* **What this task involves**
Identify each line below containing the string "JSON" and copy it.

BEGIN Extracted data

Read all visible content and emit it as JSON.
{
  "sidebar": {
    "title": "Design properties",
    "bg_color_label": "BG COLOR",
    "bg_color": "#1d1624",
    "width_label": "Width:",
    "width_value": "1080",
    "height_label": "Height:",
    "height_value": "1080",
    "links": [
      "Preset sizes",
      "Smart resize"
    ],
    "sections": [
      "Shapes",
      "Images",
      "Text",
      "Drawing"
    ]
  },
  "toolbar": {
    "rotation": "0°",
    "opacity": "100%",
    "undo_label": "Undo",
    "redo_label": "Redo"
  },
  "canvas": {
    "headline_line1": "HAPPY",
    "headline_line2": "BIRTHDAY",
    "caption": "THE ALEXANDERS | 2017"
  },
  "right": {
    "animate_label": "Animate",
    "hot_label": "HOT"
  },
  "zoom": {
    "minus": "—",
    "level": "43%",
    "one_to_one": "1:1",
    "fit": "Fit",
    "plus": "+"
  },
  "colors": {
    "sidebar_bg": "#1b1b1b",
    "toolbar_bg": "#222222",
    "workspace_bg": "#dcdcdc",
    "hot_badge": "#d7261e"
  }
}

END Extracted data
BEGIN Extracted data

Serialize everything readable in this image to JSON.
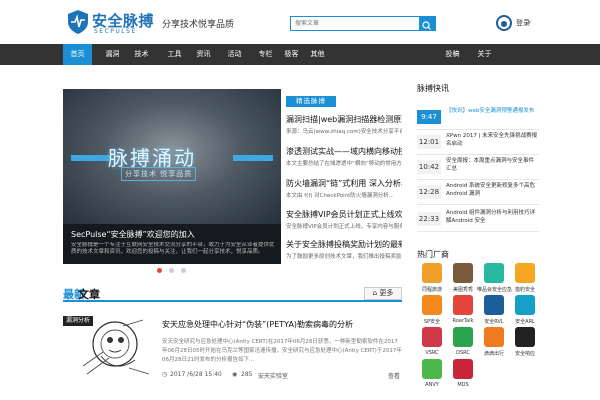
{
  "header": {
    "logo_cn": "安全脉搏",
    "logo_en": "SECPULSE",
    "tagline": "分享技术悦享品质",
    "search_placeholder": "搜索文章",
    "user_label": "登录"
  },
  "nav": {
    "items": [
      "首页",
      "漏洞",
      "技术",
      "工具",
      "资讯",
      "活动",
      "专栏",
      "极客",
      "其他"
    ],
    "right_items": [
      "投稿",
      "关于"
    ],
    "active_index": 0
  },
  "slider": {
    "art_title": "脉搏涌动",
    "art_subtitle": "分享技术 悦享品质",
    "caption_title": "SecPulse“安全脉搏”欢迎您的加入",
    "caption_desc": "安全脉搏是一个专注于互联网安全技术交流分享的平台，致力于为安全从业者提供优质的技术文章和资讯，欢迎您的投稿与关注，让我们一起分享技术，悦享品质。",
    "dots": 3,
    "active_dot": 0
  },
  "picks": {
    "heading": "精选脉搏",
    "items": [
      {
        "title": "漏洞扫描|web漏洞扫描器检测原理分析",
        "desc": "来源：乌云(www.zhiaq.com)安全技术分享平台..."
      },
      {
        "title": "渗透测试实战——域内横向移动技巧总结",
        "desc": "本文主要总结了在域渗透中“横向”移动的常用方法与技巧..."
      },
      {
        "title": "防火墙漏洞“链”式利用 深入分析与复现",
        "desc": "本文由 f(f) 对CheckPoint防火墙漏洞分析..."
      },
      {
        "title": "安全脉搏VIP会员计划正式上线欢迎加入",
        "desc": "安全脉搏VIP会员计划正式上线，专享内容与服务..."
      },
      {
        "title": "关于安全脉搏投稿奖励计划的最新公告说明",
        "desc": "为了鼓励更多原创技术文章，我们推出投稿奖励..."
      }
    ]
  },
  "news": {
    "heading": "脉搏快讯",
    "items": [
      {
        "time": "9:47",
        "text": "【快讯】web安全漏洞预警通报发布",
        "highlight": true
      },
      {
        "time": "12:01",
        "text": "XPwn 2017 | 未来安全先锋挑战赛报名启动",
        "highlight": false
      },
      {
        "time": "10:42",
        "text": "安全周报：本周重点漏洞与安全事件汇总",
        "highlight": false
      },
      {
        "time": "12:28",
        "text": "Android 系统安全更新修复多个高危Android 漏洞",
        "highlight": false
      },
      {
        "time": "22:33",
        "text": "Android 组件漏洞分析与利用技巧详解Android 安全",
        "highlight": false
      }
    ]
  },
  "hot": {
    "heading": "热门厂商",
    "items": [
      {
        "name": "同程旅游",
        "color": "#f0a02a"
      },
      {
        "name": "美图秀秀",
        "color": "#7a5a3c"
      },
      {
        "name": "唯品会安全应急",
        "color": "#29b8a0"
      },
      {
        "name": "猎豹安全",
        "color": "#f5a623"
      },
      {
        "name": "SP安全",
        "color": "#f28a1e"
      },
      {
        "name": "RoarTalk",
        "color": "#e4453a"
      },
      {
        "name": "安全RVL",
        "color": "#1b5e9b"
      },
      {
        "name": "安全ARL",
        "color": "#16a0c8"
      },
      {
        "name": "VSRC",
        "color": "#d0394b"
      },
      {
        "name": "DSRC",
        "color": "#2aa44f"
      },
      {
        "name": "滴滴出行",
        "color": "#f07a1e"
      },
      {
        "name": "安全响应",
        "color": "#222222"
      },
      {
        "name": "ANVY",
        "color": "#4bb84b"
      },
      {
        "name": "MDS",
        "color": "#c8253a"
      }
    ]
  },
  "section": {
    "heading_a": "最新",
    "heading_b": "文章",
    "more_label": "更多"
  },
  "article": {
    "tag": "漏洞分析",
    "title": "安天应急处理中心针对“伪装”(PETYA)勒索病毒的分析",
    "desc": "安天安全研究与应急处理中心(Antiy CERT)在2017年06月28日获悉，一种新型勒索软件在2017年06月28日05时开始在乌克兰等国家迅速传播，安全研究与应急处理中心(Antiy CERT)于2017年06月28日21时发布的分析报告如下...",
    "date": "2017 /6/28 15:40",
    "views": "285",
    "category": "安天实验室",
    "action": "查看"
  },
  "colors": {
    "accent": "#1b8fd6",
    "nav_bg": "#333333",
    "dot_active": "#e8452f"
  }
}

END Extracted data

* **Exercise solution**
Read all visible content and emit it as JSON.
Serialize everything readable in this image to JSON.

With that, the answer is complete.